À FAIRE: Prolongez l'article sur « Arte Journal » à la suite de sa dernière phrase.

TEXTE FOURNI:
* * * *

Jean-Claude Renard  • 19 septembre 2013 abonné·es

« Ce crétin de David Pujadas qui ne donne même pas les dernières news/Coup d’État/Égypte, comme l’a fait Gilles Bouleau ! Écœuré ! » Ce tweet était signé Bruno Masure, un brin en colère, le 3 juillet dernier. Ce soir-là, le JT de France 2 s’ouvre sur l’abdication du roi des Belges, Albert II, tandis que l’état-major de l’armée égyptienne destitue son président Morsi. Une destitution qui fait l’ouverture du journal de TF1, présenté par Gilles Bouleau. Le lendemain, interviewé dans le supplément télé du Figaro, en ancien présentateur du JT, Masure persiste : « C’est du sous- Ici Paris […]. Je suppose que c’est un choix de Pujadas, qui adore le spectaculaire, le fait divers et un peu le crapoteux. Il part d’un principe que je connais bien, et que partagent souvent les rédacteurs en chef, disant que la politique étrangère fait chier tout le monde. »

L’absence du fait divers (non pas qu’il faille supprimer le genre, mais le traiter sans voyeurisme ni instrumentalisation) et une place essentielle laissée à l’actualité internationale, telles sont les marques de fabrique d’« Arte Journal ». Un JT de vingt minutes, quotidien, à 19 h 45, présenté en alternance par Marie Labory et Leïla Kaddour-Boudadi, diffusé pareillement en Allemagne, ouvertement « européen, international et culturel ». Avec une rédaction installée à Strasbourg (huit journalistes), un bureau à Paris, un autre à Berlin, des reporters, des pigistes, des collaborateurs réguliers un peu partout dans le monde. Car la volonté du journal, et son identité, depuis sa création en 1992, c’est d’aller « regarder un peu plus loin dans le monde, et plus particulièrement la marche des pays européens, confie Marco Nassivera, directeur de l’info à Arte. Cela suppose des impasses, complètement assumées et revendiquées », du fait divers donc, au sport, jusqu’aux sujets franco-français ou germano-allemands. « Les gens qui veulent être informés sur la disparition d’un enfant ou un carambolage en France ou en Allemagne ont assez de chaînes pour ça. Qu’est-ce que la proximité pour une chaîne qui n’est pas nationale ? Si un fait divers à Limoges n’a pas vocation à expliquer la France, en quoi peut-il intéresser notre public en Allemagne ou en Belgique ? » Dans le même esprit, le sport n’est traité que dans sa dimension sociétale, économique ou géopolitique, dépourvu de résultats sportifs. Autre particularité : pas ou peu d’invités en plateau. Difficile d’accorder cinq minutes à une personnalité, ce qui représenterait un quart du journal ; difficile aussi de faire venir un invité à Strasbourg pour ces cinq seules minutes. Ces derniers jours, la place majeure revient à la Syrie, aux élections allemandes, traitées à travers différentes thématiques et le regard d’autres Européens, aux risques de stigmatisation de la charte Peillon, à l’avenir politique de Berlusconi, à l’inquiétude suscitée en Norvège par l’alliance de l’extrême droite et des conservateurs, et à l’Égypte encore. « On peut se permettre de suivre des dossiers, poursuit Marco Nassivera. On n’a pas peur de revenir cinq ou six jours d’affilée sur un sujet, parfois en apportant un décalage, en ouvrant par exemple une fenêtre sur l’Équateur. Cela peut surprendre agréablement le public, pour qui le monde ne s’arrête pas à la banlieue parisienne ou à celle de Hambourg. » À la culture de clore chaque JT.

* * * *

DONNÉES SOURCES:
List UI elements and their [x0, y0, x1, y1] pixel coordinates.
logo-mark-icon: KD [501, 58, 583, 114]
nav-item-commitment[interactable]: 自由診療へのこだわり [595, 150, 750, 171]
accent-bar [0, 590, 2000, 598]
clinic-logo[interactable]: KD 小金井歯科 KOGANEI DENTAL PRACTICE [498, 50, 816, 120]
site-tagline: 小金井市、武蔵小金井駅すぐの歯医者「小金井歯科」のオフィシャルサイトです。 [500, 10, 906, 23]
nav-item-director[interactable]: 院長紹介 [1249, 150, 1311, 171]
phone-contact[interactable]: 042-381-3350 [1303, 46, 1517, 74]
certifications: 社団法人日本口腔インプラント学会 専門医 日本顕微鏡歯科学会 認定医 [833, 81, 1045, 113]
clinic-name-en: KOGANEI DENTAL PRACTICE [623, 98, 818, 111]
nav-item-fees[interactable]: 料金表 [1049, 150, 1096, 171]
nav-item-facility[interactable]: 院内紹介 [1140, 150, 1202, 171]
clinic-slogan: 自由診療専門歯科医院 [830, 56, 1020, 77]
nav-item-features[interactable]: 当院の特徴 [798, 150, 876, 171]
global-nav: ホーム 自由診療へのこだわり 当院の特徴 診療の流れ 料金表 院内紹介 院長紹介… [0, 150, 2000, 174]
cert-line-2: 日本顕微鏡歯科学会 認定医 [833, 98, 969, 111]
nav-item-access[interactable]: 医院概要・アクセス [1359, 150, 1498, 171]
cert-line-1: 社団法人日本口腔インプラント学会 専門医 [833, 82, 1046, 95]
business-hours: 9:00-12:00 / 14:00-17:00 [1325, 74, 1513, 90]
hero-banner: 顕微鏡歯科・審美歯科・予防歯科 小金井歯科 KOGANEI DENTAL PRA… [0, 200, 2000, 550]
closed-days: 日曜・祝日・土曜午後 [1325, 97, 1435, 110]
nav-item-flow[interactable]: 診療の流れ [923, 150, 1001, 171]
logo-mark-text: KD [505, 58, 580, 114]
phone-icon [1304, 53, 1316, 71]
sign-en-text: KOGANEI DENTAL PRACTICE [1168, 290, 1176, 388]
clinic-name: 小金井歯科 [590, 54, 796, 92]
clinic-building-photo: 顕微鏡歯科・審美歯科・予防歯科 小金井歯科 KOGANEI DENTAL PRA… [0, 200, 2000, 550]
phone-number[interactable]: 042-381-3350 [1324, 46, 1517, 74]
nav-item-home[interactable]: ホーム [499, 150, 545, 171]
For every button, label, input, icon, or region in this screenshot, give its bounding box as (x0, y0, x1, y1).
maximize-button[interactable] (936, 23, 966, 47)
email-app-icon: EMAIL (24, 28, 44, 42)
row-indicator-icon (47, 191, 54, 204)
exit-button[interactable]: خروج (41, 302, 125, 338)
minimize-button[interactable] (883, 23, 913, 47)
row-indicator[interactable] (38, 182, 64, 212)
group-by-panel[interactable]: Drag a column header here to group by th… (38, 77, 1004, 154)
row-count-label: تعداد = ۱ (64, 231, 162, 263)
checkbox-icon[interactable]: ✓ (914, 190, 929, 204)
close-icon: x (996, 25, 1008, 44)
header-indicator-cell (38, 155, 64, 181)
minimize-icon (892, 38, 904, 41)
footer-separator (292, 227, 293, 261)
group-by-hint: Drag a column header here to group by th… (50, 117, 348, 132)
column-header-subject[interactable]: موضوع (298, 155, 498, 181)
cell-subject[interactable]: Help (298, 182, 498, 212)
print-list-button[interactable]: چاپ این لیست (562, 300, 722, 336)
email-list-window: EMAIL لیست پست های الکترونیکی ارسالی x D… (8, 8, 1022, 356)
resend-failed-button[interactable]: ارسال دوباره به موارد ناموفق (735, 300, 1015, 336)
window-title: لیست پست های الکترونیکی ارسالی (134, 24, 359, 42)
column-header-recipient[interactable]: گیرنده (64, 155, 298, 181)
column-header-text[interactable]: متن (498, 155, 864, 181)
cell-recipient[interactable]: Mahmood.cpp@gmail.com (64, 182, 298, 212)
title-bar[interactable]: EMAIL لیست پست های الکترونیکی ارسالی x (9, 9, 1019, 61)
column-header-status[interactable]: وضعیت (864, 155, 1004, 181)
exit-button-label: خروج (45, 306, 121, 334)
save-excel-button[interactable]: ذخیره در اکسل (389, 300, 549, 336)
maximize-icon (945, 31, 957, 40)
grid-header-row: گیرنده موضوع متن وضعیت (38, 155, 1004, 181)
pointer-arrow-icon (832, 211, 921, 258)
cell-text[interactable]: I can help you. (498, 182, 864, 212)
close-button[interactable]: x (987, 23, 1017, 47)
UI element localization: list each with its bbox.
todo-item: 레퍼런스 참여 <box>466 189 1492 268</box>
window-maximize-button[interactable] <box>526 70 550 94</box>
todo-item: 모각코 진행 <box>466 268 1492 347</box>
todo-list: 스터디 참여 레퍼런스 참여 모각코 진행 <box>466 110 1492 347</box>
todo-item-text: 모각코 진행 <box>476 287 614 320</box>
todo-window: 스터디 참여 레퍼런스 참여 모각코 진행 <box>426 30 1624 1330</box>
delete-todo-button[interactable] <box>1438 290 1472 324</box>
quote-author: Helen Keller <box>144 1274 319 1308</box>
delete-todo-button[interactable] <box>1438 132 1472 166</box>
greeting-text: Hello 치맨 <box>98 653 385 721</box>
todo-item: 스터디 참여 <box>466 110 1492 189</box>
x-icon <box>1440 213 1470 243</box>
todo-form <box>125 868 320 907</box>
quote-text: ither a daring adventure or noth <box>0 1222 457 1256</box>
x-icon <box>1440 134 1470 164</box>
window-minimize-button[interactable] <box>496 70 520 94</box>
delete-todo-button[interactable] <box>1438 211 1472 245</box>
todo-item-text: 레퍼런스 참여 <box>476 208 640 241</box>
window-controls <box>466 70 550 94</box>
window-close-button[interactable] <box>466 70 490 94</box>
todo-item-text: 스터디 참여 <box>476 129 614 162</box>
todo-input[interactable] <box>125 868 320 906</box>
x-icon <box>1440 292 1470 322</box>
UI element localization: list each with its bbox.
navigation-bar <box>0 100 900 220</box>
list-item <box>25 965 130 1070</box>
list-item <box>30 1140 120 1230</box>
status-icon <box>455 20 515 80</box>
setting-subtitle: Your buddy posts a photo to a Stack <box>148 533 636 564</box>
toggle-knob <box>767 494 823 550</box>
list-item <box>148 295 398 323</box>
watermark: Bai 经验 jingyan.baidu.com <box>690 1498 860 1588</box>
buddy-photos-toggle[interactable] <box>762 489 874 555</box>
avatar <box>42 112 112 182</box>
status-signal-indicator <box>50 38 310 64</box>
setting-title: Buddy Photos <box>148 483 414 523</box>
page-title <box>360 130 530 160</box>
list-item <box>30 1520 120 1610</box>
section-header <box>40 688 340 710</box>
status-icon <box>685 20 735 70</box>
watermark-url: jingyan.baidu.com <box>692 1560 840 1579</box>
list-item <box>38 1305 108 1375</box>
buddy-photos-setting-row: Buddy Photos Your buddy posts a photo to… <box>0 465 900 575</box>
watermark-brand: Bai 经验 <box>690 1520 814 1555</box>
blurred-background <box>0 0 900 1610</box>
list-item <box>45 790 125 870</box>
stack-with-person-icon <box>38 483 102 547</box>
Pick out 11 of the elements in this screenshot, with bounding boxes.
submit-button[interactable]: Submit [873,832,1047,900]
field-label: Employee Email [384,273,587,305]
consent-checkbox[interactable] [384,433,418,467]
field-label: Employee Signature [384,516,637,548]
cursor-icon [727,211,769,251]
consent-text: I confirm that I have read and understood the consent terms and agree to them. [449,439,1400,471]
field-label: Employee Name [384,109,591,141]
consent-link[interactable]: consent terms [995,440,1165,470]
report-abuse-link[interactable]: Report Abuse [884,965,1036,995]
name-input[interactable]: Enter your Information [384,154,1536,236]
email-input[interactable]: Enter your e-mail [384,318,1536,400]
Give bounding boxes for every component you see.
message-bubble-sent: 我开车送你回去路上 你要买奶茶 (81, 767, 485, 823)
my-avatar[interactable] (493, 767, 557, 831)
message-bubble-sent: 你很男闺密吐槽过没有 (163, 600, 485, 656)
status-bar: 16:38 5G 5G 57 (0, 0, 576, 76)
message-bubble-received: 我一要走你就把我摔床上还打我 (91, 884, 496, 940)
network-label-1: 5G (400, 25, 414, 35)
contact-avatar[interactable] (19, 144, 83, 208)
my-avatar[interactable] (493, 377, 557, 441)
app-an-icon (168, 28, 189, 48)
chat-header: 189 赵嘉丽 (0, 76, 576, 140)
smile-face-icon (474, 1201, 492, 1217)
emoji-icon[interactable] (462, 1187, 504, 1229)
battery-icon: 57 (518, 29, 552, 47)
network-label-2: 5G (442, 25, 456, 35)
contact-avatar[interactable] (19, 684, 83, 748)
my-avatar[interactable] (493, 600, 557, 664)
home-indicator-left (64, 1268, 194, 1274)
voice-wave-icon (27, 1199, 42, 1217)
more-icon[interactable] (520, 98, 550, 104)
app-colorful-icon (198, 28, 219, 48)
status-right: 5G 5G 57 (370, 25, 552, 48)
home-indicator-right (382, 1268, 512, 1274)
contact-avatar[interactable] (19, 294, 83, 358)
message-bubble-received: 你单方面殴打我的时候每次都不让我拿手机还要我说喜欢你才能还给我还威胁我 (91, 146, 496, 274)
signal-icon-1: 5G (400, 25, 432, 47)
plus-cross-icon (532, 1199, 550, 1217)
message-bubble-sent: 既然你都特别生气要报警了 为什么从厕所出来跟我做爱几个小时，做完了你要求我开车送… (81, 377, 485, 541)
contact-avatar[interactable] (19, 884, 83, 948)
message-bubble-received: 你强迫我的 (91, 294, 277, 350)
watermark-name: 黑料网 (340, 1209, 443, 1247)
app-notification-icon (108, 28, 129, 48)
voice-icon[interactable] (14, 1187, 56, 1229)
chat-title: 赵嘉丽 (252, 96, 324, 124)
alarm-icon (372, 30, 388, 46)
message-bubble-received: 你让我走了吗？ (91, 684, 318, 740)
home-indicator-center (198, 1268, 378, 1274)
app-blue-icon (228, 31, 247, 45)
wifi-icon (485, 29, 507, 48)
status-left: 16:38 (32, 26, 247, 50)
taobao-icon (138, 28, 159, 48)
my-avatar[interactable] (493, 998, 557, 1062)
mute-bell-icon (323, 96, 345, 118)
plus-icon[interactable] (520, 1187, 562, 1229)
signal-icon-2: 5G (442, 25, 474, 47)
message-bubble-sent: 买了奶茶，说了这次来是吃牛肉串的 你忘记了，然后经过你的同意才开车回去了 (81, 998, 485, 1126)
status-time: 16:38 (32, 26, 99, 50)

* * * *

RÉPONSE:
La preuve par l’image : mercredi 11 septembre, « Arte Journal » s’ouvre sur la Syrie [^2] et les manœuvres politiques orchestrées par Moscou, tandis que sur le terrain « les forces de Bachar al-Assad poursuivent leur funeste dessein », avant de passer aux nouveaux embrasements en Turquie puis aux élections allemandes vues par une jeune députée espagnole d’extrême gauche, à Valence. Et de terminer par un éloge du film Tip Top de Serge Bozon. Foin de mièvreries, de spectacularisation, d’accident routier, de reportages orientés ou d’invité faisant sa promo. C’est « Arte Journal ». Et c’est sur la touche 7 de la télécommande.

[^2]: Ce même soir, David Pujadas consacre 7 minutes et 20 secondes de son JT au bijoutier abattant son braqueur à Nice, élargit le sillon avec le témoignage d’un bijoutier bordelais réclamant plus de peines lourdes pour les malfaiteurs. Au moment où se dessine la réforme pénale. Un hasard sans doute.